-- Given problem --
Look through the data below. Pick out the lines holding the string "candidates".

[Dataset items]
>> Begin

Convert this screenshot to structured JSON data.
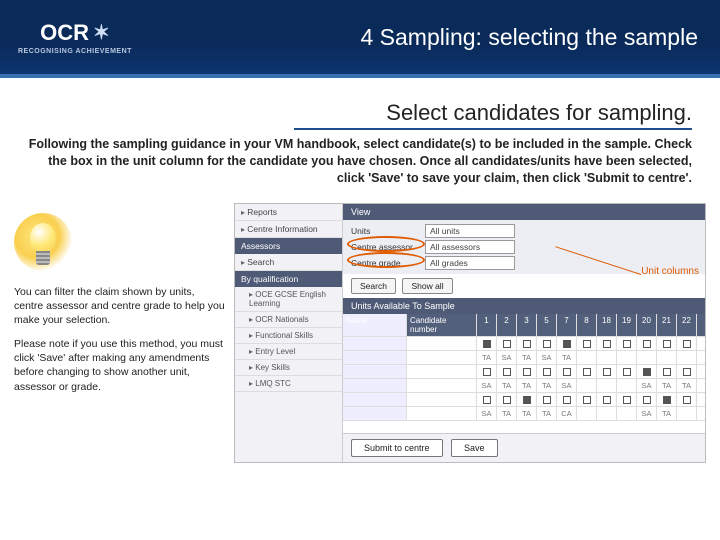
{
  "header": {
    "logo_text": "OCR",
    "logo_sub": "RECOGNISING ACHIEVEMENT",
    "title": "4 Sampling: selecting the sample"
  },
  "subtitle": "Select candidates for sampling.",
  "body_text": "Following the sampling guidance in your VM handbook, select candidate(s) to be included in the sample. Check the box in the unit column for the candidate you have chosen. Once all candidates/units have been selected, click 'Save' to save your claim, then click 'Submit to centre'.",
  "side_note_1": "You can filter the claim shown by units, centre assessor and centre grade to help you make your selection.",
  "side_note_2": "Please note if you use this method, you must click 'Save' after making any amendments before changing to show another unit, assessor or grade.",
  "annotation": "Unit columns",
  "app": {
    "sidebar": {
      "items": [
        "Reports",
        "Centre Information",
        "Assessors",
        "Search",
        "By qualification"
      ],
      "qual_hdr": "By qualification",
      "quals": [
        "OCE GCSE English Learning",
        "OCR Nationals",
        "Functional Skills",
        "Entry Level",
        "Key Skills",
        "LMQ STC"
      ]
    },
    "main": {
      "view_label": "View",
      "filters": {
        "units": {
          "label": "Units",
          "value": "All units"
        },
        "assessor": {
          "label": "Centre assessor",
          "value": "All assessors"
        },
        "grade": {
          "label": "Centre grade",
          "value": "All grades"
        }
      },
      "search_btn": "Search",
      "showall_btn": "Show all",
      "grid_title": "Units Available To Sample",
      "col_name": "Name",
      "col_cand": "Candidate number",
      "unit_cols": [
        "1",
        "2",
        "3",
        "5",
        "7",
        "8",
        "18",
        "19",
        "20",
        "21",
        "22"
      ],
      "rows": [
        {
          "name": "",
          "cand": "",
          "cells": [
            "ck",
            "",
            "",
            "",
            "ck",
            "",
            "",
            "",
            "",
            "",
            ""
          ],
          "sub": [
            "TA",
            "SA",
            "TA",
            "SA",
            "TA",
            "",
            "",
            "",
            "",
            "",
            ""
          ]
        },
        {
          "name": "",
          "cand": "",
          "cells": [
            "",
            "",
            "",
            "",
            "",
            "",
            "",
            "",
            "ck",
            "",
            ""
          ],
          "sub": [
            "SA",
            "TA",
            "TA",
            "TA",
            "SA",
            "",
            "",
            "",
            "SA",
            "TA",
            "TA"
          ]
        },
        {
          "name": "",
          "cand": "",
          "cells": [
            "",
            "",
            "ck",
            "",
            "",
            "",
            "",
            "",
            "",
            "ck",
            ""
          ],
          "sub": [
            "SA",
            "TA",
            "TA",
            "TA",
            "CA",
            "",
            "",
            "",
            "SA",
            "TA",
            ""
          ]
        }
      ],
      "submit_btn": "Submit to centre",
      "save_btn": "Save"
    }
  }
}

>> End
>> Begin

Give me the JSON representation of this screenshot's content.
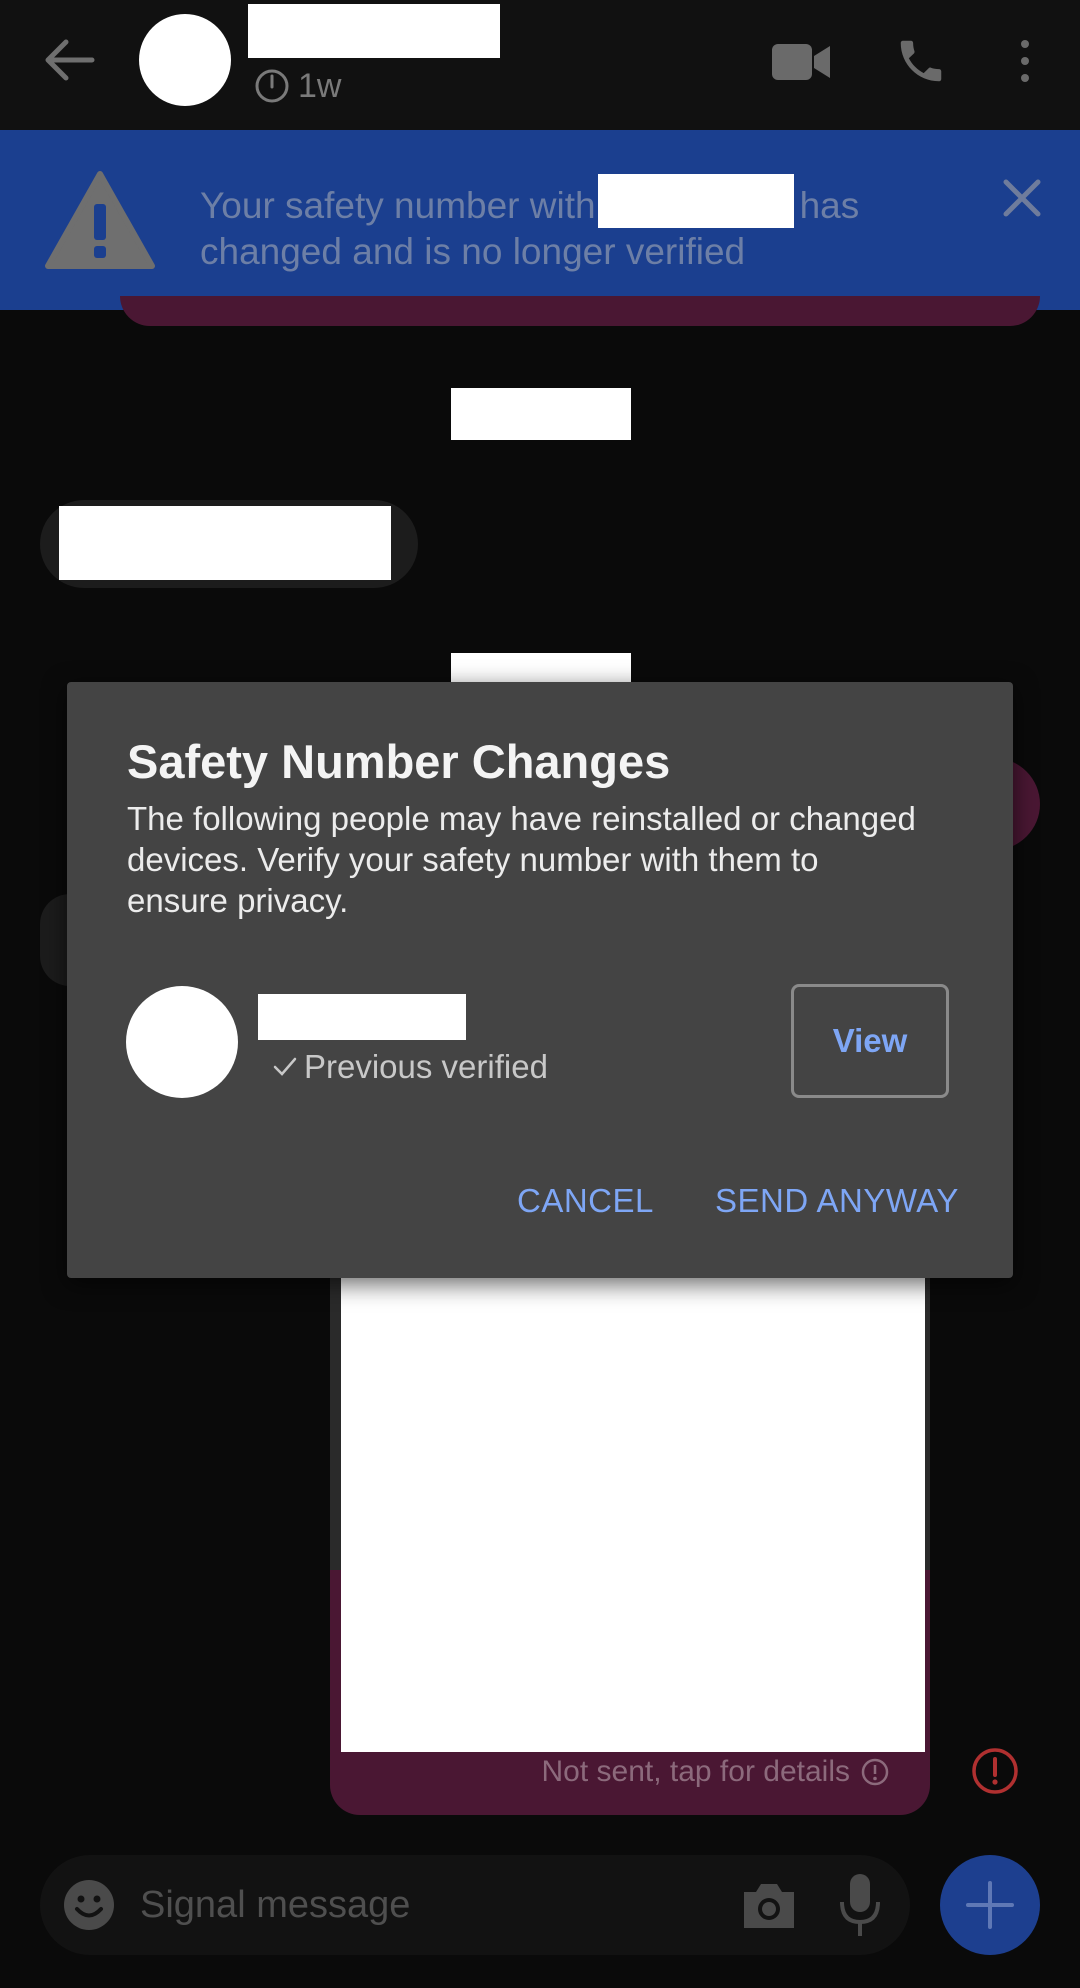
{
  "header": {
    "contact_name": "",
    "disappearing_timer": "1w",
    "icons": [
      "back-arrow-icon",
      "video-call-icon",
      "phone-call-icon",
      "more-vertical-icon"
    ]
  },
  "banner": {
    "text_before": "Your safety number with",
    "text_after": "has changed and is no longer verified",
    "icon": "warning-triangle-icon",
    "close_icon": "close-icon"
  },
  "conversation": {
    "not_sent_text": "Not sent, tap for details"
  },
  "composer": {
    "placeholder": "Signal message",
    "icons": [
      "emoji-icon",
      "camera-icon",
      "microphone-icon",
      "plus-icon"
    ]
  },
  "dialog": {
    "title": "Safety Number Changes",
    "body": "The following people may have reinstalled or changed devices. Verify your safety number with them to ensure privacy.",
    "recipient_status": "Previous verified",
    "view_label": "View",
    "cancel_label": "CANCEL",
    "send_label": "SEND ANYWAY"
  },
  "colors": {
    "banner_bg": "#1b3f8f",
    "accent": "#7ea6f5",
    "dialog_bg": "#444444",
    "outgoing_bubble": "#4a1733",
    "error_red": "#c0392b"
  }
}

>> End
>> Begin

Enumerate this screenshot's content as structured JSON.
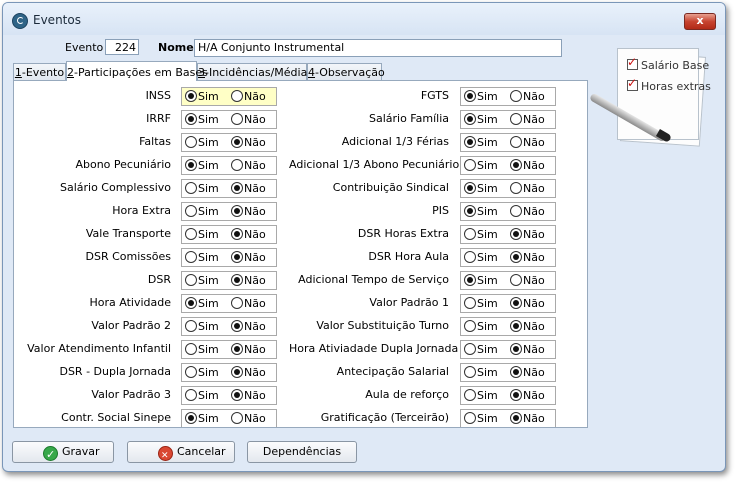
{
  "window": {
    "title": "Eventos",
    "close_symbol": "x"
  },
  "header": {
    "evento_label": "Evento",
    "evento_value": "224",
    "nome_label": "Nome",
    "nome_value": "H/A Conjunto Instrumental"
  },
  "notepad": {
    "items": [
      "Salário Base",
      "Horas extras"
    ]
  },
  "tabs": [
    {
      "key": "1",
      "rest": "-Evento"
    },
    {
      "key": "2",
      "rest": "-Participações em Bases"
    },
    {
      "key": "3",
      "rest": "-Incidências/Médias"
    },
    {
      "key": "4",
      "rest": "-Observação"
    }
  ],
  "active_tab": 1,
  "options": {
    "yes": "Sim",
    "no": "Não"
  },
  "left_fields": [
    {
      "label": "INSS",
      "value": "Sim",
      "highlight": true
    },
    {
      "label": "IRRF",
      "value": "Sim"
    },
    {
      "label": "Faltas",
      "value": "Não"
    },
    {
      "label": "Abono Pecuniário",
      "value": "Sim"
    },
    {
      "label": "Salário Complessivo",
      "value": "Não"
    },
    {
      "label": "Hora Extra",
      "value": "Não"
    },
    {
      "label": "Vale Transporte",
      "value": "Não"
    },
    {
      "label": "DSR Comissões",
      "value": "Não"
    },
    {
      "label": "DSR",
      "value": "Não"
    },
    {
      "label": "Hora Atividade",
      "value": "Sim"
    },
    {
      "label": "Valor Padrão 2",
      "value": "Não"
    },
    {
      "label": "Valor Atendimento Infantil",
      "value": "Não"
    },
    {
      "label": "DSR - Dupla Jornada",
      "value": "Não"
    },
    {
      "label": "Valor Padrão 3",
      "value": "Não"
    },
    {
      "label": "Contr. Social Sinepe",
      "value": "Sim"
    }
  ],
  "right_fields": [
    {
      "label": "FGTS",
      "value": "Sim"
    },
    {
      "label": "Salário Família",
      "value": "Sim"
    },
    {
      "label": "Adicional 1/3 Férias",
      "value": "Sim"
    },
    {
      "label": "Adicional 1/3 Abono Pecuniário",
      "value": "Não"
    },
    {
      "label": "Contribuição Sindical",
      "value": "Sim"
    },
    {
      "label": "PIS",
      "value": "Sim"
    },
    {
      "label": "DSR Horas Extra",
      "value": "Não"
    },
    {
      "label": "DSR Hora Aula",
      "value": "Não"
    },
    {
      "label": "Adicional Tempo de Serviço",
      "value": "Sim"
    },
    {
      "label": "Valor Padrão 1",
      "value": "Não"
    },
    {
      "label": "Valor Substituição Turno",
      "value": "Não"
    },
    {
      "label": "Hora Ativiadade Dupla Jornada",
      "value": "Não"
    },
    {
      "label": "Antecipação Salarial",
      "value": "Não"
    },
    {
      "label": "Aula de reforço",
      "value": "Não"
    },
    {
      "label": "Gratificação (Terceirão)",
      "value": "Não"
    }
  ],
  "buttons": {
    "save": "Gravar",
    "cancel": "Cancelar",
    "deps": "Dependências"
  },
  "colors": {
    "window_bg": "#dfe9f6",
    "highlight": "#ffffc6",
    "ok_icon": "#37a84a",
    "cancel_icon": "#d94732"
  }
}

>> End

-- Response to this task --
  "subtitle": "Select candidates for sampling.",
  "body_text": "Following the sampling guidance in your VM handbook, select candidate(s) to be included in the sample. Check the box in the unit column for the candidate you have chosen. Once all candidates/units have been selected, click 'Save' to save your claim, then click 'Submit to centre'.",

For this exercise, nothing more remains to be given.